→ **EXERCISE BRIEF**
Copy each line of the records that holds the string "敬请注意".

Stored dataset items:
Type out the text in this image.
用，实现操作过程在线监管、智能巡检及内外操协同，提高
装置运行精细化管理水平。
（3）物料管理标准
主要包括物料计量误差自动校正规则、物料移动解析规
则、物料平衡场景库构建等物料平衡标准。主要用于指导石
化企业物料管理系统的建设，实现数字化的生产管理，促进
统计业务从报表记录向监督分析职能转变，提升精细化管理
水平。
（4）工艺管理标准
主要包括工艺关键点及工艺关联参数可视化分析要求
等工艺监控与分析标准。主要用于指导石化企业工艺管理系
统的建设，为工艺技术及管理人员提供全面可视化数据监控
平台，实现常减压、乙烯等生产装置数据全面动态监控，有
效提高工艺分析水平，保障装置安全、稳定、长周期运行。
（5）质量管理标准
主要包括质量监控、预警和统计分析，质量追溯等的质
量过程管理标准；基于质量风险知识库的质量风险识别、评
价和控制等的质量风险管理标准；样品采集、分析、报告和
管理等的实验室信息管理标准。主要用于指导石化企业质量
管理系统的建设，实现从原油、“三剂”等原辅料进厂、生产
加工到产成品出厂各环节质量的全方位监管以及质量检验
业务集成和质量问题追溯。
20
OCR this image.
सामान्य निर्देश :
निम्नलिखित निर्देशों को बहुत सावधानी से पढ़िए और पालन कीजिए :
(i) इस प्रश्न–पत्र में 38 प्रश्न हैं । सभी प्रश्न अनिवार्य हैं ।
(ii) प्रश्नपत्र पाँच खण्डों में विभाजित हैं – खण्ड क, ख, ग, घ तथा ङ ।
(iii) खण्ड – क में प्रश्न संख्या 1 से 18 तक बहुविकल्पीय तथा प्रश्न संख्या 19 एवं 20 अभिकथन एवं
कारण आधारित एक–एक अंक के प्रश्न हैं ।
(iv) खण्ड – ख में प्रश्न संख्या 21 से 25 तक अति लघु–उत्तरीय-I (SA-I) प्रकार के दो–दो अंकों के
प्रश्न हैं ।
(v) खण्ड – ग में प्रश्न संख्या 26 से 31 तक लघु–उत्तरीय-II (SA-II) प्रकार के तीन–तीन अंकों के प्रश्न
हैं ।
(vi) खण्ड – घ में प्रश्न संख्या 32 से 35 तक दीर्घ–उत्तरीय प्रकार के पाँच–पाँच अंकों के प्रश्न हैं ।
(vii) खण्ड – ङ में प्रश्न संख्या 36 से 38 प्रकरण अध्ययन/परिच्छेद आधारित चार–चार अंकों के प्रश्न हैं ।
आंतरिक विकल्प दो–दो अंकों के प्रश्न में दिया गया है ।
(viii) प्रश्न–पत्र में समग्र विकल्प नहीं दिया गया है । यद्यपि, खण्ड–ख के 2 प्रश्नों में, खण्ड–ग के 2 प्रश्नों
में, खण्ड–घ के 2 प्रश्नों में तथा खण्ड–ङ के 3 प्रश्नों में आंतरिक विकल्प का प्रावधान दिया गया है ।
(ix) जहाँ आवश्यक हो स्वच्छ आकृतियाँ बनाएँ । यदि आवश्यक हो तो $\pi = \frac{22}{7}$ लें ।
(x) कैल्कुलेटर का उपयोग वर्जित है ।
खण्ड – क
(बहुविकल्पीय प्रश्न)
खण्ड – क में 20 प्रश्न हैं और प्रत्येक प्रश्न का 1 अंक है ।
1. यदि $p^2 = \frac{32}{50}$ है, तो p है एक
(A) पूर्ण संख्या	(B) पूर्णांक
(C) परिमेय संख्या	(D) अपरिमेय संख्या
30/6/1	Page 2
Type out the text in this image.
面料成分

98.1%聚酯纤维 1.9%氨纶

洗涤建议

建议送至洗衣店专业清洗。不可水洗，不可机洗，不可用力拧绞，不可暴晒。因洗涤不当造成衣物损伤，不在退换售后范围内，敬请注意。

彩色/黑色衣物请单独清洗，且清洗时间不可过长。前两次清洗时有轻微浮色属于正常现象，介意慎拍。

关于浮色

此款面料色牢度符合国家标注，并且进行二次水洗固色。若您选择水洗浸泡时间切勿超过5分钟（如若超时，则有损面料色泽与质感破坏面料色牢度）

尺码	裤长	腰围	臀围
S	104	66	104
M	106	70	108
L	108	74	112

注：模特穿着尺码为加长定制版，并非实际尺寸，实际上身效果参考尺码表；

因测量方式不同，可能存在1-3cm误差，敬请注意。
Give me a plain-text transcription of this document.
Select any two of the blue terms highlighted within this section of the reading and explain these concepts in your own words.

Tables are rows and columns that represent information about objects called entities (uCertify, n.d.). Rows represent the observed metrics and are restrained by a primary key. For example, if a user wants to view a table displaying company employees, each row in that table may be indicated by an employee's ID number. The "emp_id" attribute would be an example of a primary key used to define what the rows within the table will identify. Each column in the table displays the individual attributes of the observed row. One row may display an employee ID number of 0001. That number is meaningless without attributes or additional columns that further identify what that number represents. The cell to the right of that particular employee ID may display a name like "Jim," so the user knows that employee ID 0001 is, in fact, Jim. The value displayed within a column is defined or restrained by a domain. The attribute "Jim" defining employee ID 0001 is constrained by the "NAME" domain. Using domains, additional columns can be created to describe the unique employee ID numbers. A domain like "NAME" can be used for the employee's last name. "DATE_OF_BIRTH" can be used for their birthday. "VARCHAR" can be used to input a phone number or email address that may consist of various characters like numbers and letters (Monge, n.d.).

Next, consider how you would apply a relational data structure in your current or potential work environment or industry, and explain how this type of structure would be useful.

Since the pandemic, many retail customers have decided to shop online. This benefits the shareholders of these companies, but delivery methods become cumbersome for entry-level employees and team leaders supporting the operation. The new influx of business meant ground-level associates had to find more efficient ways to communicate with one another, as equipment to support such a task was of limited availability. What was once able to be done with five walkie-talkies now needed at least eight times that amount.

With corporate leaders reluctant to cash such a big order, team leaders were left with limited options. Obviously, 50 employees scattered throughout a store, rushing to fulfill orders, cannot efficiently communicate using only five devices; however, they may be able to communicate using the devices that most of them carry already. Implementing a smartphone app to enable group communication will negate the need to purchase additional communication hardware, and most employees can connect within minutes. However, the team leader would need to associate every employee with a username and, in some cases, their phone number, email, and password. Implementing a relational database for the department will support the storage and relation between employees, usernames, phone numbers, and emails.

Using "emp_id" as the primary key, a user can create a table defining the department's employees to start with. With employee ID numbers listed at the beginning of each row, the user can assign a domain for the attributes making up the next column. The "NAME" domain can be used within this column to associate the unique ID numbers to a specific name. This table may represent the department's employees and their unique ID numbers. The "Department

→ **RESULT**
建议送至洗衣店专业清洗。不可水洗，不可机洗，不可用力拧绞，不可暴晒。因洗涤不当造成衣物损伤，不在退换售后范围内，敬请注意。
因测量方式不同，可能存在1-3cm误差，敬请注意。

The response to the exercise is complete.